▶ _Exercise requirements_
Which lines in the material below contain the word "säkerhetsnyckeln"? Copy each of them.
'''
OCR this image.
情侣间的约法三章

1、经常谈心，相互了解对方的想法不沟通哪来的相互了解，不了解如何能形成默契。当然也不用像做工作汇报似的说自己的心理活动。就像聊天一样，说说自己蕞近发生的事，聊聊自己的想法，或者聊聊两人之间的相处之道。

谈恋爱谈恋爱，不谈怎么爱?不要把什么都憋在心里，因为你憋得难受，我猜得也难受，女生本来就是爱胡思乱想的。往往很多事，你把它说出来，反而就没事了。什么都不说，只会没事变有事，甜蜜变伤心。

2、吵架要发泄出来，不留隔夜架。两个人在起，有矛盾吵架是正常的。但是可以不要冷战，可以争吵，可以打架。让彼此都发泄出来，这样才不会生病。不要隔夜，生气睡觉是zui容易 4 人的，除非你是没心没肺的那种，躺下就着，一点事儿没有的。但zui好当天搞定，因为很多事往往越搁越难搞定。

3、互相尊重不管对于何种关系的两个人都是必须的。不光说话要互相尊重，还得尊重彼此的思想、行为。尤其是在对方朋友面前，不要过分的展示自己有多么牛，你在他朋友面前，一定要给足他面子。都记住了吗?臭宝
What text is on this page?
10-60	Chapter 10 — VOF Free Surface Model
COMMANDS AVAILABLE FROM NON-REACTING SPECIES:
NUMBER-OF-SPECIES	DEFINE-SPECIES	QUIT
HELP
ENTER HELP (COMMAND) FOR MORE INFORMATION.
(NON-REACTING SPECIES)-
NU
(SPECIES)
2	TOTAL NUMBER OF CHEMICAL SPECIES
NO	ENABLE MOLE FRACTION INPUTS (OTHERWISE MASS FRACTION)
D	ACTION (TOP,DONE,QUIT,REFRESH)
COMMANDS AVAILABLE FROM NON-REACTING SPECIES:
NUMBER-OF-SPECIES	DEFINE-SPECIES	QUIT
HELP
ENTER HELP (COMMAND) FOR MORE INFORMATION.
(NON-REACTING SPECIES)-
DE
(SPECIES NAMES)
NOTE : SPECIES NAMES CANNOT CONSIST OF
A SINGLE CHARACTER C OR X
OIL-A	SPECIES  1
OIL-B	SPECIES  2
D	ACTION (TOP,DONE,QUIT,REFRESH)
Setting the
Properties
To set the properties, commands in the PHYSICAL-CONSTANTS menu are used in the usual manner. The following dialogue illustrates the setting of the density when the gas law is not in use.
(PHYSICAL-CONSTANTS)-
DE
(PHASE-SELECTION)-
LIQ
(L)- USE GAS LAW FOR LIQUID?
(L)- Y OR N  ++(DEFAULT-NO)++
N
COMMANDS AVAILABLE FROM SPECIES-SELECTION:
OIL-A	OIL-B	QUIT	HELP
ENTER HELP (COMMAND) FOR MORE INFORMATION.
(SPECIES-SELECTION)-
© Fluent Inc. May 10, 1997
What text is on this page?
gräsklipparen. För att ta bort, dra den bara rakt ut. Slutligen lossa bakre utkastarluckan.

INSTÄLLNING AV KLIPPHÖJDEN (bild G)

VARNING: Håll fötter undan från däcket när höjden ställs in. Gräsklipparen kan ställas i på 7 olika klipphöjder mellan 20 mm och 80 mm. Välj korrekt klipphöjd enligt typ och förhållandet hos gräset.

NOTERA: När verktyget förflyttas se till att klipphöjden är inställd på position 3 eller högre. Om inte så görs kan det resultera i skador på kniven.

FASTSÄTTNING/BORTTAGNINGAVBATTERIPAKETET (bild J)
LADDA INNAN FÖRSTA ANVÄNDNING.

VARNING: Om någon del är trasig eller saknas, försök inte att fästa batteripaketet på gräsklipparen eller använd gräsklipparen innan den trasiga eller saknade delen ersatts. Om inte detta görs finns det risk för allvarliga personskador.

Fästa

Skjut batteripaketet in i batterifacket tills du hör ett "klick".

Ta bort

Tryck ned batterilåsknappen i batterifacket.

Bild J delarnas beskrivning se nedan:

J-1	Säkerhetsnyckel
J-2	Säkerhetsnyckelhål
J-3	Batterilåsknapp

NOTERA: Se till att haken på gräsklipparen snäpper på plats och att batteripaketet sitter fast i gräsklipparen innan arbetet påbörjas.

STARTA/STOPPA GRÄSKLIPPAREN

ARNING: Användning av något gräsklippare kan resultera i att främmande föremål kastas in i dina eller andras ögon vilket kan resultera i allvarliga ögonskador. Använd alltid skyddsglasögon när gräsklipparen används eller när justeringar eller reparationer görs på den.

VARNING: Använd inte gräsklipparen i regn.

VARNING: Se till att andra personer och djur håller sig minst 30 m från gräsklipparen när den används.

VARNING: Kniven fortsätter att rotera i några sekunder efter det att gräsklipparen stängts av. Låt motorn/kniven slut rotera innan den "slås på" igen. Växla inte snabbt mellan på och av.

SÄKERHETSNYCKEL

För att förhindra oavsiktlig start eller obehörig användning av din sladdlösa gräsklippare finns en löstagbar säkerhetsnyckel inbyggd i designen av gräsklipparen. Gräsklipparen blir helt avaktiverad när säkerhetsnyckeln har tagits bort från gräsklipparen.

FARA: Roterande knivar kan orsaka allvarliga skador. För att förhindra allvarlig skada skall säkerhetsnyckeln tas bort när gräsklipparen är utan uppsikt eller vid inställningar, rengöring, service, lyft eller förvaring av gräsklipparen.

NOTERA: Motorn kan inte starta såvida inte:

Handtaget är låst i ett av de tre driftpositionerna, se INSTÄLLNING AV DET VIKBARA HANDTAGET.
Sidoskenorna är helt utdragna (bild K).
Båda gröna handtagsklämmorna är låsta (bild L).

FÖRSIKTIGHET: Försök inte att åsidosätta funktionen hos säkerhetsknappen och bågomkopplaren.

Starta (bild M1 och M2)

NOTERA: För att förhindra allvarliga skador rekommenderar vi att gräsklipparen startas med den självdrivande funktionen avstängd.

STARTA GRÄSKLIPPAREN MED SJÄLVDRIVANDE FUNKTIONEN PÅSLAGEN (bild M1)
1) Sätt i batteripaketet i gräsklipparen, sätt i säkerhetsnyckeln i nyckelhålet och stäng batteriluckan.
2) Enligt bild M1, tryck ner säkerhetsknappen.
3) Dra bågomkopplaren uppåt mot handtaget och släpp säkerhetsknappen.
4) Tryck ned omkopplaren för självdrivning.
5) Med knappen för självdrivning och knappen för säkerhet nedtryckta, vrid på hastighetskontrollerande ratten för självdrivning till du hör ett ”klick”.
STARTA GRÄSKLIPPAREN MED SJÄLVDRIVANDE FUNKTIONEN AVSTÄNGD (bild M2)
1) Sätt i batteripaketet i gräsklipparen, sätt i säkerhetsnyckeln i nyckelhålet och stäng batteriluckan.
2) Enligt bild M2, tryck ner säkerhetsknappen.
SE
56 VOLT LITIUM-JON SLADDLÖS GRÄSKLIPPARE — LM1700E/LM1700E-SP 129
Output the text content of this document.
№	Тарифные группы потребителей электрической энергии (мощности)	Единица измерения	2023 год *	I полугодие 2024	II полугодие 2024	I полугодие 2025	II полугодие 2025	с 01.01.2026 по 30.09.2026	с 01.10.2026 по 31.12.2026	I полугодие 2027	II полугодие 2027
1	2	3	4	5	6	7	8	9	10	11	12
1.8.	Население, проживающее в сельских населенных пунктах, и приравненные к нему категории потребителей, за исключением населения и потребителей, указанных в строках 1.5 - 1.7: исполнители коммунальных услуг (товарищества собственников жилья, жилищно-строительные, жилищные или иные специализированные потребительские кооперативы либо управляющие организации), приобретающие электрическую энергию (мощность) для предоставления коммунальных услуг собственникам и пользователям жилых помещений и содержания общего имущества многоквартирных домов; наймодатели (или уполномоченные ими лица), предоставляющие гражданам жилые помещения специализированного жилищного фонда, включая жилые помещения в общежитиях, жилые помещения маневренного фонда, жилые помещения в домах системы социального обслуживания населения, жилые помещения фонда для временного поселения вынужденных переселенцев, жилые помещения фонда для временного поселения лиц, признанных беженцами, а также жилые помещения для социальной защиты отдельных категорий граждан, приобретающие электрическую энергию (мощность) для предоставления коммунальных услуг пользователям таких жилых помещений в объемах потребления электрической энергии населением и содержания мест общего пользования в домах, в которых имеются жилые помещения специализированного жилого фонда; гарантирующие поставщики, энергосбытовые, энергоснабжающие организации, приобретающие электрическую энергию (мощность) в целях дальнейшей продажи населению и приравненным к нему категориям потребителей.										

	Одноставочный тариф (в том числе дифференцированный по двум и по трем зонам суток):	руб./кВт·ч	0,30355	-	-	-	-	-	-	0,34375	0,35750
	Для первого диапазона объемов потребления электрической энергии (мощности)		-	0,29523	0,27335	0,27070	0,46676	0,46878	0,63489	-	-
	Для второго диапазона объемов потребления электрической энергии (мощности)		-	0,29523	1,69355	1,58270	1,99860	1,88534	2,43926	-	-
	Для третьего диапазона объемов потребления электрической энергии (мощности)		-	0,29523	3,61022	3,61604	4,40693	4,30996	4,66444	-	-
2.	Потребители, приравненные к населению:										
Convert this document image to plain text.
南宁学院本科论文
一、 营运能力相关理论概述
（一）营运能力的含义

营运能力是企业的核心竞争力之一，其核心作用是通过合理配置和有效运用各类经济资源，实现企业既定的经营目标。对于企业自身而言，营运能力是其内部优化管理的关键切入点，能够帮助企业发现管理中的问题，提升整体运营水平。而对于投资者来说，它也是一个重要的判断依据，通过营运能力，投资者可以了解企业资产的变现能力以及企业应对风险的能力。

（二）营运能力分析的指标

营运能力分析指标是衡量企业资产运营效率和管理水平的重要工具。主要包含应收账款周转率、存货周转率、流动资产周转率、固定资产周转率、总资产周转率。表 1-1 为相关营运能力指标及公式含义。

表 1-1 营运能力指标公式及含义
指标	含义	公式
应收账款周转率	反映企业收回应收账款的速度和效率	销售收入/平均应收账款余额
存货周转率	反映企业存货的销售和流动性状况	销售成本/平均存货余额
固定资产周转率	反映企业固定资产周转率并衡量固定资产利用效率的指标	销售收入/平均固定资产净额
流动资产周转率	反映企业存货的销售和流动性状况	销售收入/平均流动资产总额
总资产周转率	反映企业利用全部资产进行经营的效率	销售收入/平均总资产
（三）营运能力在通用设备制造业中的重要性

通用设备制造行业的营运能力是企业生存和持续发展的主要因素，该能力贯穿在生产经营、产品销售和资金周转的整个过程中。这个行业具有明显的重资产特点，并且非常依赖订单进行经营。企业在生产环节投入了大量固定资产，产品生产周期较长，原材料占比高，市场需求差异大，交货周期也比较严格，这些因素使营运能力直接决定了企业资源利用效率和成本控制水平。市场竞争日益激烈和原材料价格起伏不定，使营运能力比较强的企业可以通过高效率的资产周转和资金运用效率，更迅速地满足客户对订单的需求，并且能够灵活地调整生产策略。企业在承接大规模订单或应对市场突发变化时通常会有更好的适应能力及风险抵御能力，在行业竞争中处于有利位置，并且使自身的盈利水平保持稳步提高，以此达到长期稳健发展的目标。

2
'''
▶ _Task response_
För att förhindra oavsiktlig start eller obehörig användning av din sladdlösa gräsklippare finns en löstagbar säkerhetsnyckel inbyggd i designen av gräsklipparen. Gräsklipparen blir helt avaktiverad när säkerhetsnyckeln har tagits bort från gräsklipparen.
FARA: Roterande knivar kan orsaka allvarliga skador. För att förhindra allvarlig skada skall säkerhetsnyckeln tas bort när gräsklipparen är utan uppsikt eller vid inställningar, rengöring, service, lyft eller förvaring av gräsklipparen.
1) Sätt i batteripaketet i gräsklipparen, sätt i säkerhetsnyckeln i nyckelhålet och stäng batteriluckan.
1) Sätt i batteripaketet i gräsklipparen, sätt i säkerhetsnyckeln i nyckelhålet och stäng batteriluckan.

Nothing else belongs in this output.